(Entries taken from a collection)
□ □ □ □ □ □ □

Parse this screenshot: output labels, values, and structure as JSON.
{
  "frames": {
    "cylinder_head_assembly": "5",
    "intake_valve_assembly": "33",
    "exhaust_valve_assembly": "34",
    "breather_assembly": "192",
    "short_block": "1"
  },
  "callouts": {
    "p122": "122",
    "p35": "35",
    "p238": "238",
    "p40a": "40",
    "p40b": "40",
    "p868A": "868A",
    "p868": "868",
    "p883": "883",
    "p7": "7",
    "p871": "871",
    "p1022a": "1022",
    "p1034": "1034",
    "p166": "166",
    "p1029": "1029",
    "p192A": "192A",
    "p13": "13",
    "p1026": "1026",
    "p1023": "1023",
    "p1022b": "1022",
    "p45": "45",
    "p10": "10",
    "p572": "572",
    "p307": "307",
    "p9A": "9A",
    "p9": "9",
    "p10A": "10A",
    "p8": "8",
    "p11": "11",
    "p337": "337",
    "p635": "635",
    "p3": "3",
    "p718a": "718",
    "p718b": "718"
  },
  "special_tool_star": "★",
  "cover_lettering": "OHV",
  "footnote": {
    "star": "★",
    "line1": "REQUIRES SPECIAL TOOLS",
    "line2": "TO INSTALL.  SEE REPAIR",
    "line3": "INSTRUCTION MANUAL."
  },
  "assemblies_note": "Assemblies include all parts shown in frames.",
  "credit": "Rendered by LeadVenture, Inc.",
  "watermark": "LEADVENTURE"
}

□ □ □ □ □ □ □

§ **Task details**
The listing above must be transcribed exactly, line by line.

§ **Correct output**
Parse this screenshot: output labels, values, and structure as JSON.
{
  "frames": {
    "cylinder_head_assembly": "5",
    "intake_valve_assembly": "33",
    "exhaust_valve_assembly": "34",
    "breather_assembly": "192",
    "short_block": "1"
  },
  "callouts": {
    "p122": "122",
    "p35": "35",
    "p238": "238",
    "p40a": "40",
    "p40b": "40",
    "p868A": "868A",
    "p868": "868",
    "p883": "883",
    "p7": "7",
    "p871": "871",
    "p1022a": "1022",
    "p1034": "1034",
    "p166": "166",
    "p1029": "1029",
    "p192A": "192A",
    "p13": "13",
    "p1026": "1026",
    "p1023": "1023",
    "p1022b": "1022",
    "p45": "45",
    "p10": "10",
    "p572": "572",
    "p307": "307",
    "p9A": "9A",
    "p9": "9",
    "p10A": "10A",
    "p8": "8",
    "p11": "11",
    "p337": "337",
    "p635": "635",
    "p3": "3",
    "p718a": "718",
    "p718b": "718"
  },
  "special_tool_star": "★",
  "cover_lettering": "OHV",
  "footnote": {
    "star": "★",
    "line1": "REQUIRES SPECIAL TOOLS",
    "line2": "TO INSTALL.  SEE REPAIR",
    "line3": "INSTRUCTION MANUAL."
  },
  "assemblies_note": "Assemblies include all parts shown in frames.",
  "credit": "Rendered by LeadVenture, Inc.",
  "watermark": "LEADVENTURE"
}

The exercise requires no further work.